In the last issue of Country Guide I made a case for solar power. I tried to show that economics of solar power are improving and that it is becoming a viable source of electricity. More importantly, I pointed out that society is demanding a switch away from fossil fuels, and that countries around the world are responding by investments in solar power. I called on farmers to consider alternative energy sources for their farms.
Unfortunately, the feedback to the story has been largely negative. I heard repeatedly that solar power is an inefficient white elephant. Rather than looking at what is now possible and what is being constructed today, readers repeatedly pointed to the failures and extravagant costs of some high profile and poorly designed solar projects from the past.
And I was flatly told that solar energy will never power a farm.
So let’s take a look at Sundrop Farms.
In 2016 Sundrop Farms opened a 20-hectare complex of greenhouses near Port Augusta, Australia. While size alone makes this venture noteworthy, what really sets it apart is that the farm relies on solar power for its electricity requirements and for heating and cooling, and even for the desalination of sea water for all its water needs.
(Note: Sundrop declined a telephone interview with Country Guide while current expansion is underway, but answered questions by email and also supplied additional information on its present and future farms.)
Sundrop Farms utilizes 23,000 mirrors to focus sunlight on a 115-metre tower. At the focal point of this Concentrated Solar Plant (CSP), radiant energy heats water which is then used to heat the greenhouses in winter. The steam created in the tower also generates 39 MW of electricity for the farm operation and to pump cool sea water from Spencer Gulf five kms away. This sea water is used to cool the greenhouses in the summer, and one million litres of this seawater is desalinated daily to nourish the 180,000 hydroponically grown tomato plants in the greenhouses.
This closed-loop environmental system enables this single farm to produce 15,000 to 20,000 five-kg boxes of tomatoes daily (17,000 tonnes annually), which meets more than 15 per cent of Australia’s tomato demand.
While farmers are often credited as pioneers and early adopters of new technology, it was not farmers or even the ag industry that led to the creation of Sundrop Farms.
Sundrop Farms is the brainchild of German-born chairman and CEO Philipp Saumweber, a Harvard-educated former investment banker at Goldman Sachs.

-- PROVIDED INFORMATION --
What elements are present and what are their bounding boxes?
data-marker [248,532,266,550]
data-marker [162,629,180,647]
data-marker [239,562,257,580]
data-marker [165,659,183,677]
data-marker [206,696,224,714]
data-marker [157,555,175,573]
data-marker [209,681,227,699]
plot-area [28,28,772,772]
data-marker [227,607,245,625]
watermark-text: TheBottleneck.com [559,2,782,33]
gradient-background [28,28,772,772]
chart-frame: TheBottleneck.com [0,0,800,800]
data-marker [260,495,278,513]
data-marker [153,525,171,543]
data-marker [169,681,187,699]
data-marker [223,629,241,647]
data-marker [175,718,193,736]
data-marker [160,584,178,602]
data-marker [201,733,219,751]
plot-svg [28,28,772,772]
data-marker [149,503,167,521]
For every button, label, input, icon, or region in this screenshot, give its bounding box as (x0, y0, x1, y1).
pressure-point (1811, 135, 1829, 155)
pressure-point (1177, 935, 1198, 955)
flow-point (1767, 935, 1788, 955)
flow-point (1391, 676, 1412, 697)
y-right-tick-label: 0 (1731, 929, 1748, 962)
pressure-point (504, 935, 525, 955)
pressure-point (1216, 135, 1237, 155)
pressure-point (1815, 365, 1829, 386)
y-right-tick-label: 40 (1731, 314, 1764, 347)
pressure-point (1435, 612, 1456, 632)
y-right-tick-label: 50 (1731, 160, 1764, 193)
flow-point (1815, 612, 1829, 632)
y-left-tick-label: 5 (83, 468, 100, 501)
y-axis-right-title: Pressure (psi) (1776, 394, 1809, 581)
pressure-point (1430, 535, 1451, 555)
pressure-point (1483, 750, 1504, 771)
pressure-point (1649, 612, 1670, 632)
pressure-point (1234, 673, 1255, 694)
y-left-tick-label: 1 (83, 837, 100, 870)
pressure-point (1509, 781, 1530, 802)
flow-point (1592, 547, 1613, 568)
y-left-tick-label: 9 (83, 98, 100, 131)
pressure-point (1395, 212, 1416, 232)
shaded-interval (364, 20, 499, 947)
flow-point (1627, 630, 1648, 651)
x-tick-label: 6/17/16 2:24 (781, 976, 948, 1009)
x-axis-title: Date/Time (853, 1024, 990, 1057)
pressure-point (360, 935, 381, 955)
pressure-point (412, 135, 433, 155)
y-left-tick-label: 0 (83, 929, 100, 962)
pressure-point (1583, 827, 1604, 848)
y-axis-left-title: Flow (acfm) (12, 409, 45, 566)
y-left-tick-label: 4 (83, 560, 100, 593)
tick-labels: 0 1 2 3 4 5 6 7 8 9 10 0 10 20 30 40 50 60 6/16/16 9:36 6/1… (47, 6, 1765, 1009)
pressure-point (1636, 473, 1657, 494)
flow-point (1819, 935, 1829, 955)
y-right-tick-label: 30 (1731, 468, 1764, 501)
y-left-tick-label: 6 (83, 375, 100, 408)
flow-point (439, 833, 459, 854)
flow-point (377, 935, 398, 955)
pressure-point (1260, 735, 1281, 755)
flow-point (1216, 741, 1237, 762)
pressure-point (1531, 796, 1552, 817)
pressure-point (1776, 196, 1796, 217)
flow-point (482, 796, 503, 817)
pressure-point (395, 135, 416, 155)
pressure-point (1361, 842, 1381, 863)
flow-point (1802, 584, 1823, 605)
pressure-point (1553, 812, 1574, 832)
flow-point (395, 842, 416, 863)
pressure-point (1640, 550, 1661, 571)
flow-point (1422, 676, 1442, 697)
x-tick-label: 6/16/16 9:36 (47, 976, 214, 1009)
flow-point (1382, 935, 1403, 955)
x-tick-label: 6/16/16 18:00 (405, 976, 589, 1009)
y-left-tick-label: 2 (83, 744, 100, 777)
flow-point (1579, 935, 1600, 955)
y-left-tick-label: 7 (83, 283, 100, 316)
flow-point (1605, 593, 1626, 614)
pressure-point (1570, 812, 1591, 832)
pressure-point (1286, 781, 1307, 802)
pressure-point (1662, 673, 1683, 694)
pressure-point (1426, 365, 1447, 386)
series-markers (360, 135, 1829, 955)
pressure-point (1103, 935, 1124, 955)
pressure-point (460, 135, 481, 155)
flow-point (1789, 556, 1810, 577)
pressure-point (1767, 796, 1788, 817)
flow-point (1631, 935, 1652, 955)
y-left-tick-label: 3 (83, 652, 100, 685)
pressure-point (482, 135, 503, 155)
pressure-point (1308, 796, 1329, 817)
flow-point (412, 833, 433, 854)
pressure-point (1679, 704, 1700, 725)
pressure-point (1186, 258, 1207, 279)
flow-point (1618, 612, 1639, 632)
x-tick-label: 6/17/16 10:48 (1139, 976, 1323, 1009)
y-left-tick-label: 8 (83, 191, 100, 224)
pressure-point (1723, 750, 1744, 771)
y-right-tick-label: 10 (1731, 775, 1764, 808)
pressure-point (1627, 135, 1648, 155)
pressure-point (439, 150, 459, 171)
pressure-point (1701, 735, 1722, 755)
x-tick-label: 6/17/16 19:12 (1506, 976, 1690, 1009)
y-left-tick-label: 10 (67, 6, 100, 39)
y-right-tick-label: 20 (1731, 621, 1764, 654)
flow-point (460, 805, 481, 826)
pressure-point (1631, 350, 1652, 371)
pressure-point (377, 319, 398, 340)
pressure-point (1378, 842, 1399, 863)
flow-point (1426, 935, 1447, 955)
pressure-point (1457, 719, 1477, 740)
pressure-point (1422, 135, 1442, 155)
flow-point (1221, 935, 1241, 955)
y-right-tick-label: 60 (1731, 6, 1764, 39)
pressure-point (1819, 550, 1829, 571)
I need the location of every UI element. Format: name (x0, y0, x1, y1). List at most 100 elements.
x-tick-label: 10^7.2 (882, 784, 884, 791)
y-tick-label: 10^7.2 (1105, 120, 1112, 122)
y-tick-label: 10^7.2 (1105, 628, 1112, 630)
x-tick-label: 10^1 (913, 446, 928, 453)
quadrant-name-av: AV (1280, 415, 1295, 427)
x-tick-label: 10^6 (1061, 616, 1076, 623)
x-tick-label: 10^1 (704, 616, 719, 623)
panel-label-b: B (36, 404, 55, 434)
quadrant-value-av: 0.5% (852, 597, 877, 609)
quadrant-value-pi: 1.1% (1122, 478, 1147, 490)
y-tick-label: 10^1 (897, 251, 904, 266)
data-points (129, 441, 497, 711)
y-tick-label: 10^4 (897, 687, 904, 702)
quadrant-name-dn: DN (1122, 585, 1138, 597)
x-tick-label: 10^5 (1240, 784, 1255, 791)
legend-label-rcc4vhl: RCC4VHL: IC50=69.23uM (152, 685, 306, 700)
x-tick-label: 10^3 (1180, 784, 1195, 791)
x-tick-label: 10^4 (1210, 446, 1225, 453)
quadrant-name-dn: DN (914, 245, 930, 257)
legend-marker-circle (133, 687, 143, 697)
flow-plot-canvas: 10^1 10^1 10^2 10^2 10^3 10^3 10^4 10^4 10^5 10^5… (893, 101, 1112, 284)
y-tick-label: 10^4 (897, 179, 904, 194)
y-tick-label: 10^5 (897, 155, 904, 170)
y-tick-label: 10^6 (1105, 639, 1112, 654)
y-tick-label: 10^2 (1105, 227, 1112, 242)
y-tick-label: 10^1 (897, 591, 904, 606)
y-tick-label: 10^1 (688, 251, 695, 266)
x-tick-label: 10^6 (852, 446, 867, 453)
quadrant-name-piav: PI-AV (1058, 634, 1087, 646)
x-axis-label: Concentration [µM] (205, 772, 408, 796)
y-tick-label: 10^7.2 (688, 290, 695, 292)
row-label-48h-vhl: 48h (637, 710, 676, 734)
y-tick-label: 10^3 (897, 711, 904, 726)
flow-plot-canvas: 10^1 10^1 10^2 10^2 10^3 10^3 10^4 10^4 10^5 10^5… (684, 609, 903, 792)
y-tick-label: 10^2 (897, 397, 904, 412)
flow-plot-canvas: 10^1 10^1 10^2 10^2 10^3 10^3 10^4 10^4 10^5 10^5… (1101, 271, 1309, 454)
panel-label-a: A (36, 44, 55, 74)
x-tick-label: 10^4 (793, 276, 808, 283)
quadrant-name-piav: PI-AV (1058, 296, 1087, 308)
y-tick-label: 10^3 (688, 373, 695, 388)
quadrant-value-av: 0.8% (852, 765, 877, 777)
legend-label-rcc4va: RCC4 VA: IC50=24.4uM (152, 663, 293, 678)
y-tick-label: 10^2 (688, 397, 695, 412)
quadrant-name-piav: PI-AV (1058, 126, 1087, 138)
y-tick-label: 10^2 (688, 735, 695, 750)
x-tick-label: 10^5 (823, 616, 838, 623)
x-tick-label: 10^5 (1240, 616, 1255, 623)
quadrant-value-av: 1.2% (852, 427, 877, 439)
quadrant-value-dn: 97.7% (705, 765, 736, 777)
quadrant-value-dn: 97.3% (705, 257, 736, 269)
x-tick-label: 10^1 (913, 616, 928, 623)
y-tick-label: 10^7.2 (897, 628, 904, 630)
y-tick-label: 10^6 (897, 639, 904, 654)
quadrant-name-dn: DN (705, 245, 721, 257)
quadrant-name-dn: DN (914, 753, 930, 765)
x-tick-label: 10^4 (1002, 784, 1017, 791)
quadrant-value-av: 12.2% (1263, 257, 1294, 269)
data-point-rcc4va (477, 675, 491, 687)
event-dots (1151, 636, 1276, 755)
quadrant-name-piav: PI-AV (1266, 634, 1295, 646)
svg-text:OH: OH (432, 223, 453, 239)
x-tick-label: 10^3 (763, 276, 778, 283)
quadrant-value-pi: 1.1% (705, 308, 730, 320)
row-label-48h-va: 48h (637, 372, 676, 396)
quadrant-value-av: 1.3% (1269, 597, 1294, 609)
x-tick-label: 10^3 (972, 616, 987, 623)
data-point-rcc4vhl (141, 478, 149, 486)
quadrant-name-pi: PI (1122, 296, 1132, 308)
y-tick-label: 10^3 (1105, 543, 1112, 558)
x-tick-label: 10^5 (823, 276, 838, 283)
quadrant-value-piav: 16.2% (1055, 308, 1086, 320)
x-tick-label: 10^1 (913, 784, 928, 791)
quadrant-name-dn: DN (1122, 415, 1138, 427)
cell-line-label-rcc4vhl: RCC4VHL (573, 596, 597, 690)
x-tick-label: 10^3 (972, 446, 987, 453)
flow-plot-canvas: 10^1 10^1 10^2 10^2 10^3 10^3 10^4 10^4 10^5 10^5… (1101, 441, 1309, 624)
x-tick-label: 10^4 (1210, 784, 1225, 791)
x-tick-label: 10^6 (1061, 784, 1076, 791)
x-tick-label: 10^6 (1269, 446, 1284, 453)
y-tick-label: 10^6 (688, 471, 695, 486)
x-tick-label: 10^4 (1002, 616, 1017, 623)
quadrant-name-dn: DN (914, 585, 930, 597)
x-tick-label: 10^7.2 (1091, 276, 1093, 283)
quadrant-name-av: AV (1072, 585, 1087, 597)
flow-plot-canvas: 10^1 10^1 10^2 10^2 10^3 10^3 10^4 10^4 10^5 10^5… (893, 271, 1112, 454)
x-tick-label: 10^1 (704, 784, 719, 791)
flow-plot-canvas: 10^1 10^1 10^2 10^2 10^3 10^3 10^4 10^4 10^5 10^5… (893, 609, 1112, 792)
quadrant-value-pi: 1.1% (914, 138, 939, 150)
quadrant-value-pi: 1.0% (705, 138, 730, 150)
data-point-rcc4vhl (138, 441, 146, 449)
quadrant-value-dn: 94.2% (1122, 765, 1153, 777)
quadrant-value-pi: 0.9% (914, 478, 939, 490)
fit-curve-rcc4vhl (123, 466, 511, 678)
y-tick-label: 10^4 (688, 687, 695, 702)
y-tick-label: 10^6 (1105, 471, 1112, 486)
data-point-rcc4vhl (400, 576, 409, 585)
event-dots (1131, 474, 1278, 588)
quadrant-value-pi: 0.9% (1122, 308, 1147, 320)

-- YOUR TASKS --
[1] In the text about Sundrop Farms, how many mirrors does the farm use to focus sunlight on its tower?
[2] Rewrite the listing from its start through the line containing "pressure-point (1430, 535, 1451, 555)", changing every "flow-point" to "rate-point" and keeping everything else the same.
The text and the listing have nothing to do with each other.

-- PER-TASK OUTPUTS --
[1] 23,000 mirrors.

[2]
What elements are present and what are their bounding boxes?
data-marker [248,532,266,550]
data-marker [162,629,180,647]
data-marker [239,562,257,580]
data-marker [165,659,183,677]
data-marker [206,696,224,714]
data-marker [157,555,175,573]
data-marker [209,681,227,699]
plot-area [28,28,772,772]
data-marker [227,607,245,625]
watermark-text: TheBottleneck.com [559,2,782,33]
gradient-background [28,28,772,772]
chart-frame: TheBottleneck.com [0,0,800,800]
data-marker [260,495,278,513]
data-marker [153,525,171,543]
data-marker [169,681,187,699]
data-marker [223,629,241,647]
data-marker [175,718,193,736]
data-marker [160,584,178,602]
data-marker [201,733,219,751]
plot-svg [28,28,772,772]
data-marker [149,503,167,521]
For every button, label, input, icon, or region in this screenshot, give its bounding box as (x0, y0, x1, y1).
pressure-point (1811, 135, 1829, 155)
pressure-point (1177, 935, 1198, 955)
rate-point (1767, 935, 1788, 955)
rate-point (1391, 676, 1412, 697)
y-right-tick-label: 0 (1731, 929, 1748, 962)
pressure-point (504, 935, 525, 955)
pressure-point (1216, 135, 1237, 155)
pressure-point (1815, 365, 1829, 386)
y-right-tick-label: 40 (1731, 314, 1764, 347)
pressure-point (1435, 612, 1456, 632)
y-right-tick-label: 50 (1731, 160, 1764, 193)
rate-point (1815, 612, 1829, 632)
y-left-tick-label: 5 (83, 468, 100, 501)
y-axis-right-title: Pressure (psi) (1776, 394, 1809, 581)
pressure-point (1430, 535, 1451, 555)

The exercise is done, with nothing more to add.